Identify all lines in the data containing the string "ЧАСТЬ". Copy them out.

Start of Data supplied

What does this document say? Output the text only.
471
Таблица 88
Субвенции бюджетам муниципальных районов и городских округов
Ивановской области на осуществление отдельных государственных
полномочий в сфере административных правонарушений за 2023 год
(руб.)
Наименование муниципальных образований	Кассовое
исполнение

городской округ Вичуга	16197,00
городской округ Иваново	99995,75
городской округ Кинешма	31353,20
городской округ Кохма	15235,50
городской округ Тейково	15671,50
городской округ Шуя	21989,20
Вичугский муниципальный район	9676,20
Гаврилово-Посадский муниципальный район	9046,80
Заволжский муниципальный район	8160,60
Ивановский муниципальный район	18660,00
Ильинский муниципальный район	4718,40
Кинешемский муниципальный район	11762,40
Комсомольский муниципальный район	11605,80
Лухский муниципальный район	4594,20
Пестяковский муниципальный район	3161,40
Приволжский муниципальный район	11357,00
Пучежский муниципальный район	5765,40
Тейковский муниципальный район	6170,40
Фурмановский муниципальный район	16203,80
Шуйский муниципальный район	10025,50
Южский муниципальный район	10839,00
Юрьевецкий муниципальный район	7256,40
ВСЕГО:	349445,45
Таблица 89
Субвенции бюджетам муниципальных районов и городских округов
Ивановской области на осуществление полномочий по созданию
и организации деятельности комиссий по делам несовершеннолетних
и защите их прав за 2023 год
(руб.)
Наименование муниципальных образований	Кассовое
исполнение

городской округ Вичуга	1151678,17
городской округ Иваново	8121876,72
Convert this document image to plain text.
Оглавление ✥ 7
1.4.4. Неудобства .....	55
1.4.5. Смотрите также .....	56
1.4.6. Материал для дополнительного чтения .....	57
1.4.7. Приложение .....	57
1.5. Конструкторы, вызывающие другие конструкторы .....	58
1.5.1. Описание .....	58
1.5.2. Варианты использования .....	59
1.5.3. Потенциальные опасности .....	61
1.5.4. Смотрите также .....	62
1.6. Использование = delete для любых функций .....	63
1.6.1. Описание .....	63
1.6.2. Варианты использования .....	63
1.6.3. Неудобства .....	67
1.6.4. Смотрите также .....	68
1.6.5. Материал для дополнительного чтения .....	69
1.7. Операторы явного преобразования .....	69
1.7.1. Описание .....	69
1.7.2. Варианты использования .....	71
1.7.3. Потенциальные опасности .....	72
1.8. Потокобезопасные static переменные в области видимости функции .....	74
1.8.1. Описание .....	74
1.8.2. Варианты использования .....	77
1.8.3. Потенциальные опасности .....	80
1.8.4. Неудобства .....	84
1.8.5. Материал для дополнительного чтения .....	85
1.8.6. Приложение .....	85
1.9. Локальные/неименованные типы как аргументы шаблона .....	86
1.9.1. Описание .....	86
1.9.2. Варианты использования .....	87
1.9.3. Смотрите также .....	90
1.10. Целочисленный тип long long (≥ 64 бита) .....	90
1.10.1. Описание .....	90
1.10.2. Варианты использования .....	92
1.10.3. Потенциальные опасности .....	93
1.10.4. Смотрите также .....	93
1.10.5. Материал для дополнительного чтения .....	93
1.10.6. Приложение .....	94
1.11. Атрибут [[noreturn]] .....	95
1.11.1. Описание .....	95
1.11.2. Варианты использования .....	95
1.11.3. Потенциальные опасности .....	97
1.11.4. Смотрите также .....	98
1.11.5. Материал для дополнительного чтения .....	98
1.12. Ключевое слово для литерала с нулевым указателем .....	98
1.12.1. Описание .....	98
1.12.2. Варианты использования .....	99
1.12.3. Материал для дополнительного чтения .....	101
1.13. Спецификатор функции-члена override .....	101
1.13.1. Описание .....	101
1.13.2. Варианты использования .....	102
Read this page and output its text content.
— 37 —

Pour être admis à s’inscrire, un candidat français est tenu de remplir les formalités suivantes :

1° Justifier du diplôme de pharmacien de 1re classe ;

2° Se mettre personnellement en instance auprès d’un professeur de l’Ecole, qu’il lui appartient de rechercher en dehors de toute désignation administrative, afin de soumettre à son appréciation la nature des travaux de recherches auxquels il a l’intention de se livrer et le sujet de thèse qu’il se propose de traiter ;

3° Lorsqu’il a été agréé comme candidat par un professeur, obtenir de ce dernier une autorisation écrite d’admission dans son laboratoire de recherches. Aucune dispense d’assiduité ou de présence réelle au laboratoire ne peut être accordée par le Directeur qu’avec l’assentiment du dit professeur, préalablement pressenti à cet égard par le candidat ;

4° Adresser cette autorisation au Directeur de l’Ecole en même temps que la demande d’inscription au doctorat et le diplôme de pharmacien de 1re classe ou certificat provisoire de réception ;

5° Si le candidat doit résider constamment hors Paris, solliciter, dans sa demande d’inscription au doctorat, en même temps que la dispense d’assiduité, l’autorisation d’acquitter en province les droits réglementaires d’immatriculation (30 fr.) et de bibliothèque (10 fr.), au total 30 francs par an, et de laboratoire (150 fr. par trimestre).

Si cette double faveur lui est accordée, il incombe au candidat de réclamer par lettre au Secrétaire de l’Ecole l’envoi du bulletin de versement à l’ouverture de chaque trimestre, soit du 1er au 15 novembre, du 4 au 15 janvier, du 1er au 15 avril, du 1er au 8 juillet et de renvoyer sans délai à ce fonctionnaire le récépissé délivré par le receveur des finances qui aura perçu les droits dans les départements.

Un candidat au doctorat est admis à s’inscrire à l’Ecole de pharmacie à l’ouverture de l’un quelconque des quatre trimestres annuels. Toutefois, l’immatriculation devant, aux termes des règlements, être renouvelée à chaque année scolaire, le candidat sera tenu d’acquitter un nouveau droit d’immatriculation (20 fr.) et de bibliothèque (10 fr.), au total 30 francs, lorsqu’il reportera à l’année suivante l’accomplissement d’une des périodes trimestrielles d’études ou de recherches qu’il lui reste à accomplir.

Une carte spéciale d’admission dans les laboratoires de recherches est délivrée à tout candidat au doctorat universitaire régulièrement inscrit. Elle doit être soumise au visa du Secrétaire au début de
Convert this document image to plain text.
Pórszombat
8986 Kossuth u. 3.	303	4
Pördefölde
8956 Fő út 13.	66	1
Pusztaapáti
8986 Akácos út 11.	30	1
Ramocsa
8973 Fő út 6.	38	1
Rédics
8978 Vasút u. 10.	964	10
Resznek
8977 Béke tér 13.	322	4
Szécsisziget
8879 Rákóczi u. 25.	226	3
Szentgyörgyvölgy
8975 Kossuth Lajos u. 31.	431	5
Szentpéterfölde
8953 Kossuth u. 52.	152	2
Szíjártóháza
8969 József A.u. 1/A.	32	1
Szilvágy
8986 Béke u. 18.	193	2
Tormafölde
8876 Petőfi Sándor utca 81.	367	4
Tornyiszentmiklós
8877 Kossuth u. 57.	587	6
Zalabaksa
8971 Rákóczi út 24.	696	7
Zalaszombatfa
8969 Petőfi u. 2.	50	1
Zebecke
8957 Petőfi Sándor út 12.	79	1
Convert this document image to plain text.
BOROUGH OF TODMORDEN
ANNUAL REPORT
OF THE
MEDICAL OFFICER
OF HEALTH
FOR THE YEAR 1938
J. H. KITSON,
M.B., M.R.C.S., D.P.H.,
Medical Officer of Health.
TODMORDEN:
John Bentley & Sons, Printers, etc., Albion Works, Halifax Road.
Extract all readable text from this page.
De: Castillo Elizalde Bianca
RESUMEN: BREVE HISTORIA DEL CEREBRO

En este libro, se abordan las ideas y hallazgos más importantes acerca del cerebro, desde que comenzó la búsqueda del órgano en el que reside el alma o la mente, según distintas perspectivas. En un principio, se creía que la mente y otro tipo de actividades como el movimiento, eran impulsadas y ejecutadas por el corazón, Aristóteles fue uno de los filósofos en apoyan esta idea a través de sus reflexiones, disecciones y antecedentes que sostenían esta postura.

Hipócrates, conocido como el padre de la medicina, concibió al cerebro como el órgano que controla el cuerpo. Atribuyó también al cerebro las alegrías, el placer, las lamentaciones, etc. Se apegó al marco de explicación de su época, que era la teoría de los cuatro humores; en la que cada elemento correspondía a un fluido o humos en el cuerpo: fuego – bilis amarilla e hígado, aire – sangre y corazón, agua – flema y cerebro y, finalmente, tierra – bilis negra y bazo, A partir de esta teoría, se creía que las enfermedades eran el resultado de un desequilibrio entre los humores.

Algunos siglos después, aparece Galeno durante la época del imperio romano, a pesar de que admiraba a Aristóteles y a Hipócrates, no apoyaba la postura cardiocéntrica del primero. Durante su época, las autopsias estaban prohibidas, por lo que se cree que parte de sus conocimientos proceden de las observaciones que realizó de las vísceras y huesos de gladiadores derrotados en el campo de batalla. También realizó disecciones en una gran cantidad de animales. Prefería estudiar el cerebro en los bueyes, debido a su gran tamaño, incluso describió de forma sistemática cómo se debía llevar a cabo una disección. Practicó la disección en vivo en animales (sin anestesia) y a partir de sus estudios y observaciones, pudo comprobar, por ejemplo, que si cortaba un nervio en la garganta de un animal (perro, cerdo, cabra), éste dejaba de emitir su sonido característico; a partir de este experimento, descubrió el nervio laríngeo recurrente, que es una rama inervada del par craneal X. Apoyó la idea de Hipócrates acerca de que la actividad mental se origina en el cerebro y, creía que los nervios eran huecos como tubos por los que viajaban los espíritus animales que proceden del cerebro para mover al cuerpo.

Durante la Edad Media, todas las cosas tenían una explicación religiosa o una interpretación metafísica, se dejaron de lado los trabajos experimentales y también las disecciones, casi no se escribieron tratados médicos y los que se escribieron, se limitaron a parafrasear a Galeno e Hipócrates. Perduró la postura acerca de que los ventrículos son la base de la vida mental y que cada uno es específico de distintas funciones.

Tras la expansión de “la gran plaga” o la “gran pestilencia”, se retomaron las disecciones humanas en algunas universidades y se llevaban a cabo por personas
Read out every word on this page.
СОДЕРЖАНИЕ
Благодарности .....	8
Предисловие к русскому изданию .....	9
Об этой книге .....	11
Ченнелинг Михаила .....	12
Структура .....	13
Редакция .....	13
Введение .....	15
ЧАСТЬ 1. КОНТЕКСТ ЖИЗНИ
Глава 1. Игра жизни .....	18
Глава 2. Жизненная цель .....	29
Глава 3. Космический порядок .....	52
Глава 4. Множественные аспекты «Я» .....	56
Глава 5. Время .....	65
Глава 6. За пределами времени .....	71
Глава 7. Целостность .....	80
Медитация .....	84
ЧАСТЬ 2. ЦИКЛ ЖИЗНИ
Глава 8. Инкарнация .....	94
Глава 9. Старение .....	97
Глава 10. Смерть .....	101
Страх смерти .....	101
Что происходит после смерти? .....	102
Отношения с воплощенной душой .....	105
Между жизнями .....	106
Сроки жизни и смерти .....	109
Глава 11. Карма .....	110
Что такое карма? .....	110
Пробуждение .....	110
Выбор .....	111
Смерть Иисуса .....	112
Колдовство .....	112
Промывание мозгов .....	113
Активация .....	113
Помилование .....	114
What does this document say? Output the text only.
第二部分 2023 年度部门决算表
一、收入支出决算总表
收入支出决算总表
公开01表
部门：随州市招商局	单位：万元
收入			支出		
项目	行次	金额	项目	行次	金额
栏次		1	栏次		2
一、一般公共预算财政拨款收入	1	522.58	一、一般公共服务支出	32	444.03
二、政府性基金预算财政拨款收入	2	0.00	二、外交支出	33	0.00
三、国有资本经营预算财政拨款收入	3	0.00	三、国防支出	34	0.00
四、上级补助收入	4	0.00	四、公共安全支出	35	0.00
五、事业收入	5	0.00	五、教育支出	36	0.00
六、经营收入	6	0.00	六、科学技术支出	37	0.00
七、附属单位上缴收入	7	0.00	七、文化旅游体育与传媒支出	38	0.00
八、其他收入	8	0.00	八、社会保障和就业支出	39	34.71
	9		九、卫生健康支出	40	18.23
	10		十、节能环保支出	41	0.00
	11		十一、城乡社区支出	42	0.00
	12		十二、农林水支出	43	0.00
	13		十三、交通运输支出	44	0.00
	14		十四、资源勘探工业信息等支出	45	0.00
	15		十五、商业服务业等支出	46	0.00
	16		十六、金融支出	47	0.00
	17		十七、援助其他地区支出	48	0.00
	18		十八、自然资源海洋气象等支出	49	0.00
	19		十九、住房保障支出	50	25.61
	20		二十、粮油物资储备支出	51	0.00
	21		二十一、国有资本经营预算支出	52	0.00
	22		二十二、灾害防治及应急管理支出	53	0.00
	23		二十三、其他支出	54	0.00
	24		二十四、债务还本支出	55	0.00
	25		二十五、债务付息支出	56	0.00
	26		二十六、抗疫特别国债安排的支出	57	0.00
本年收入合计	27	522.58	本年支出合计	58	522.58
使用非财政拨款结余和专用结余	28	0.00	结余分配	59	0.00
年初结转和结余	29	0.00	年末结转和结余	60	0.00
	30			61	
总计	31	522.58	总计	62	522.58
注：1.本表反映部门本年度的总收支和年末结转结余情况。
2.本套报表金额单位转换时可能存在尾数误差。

End of Data supplied

## Result of the task
ЧАСТЬ 1. КОНТЕКСТ ЖИЗНИ
ЧАСТЬ 2. ЦИКЛ ЖИЗНИ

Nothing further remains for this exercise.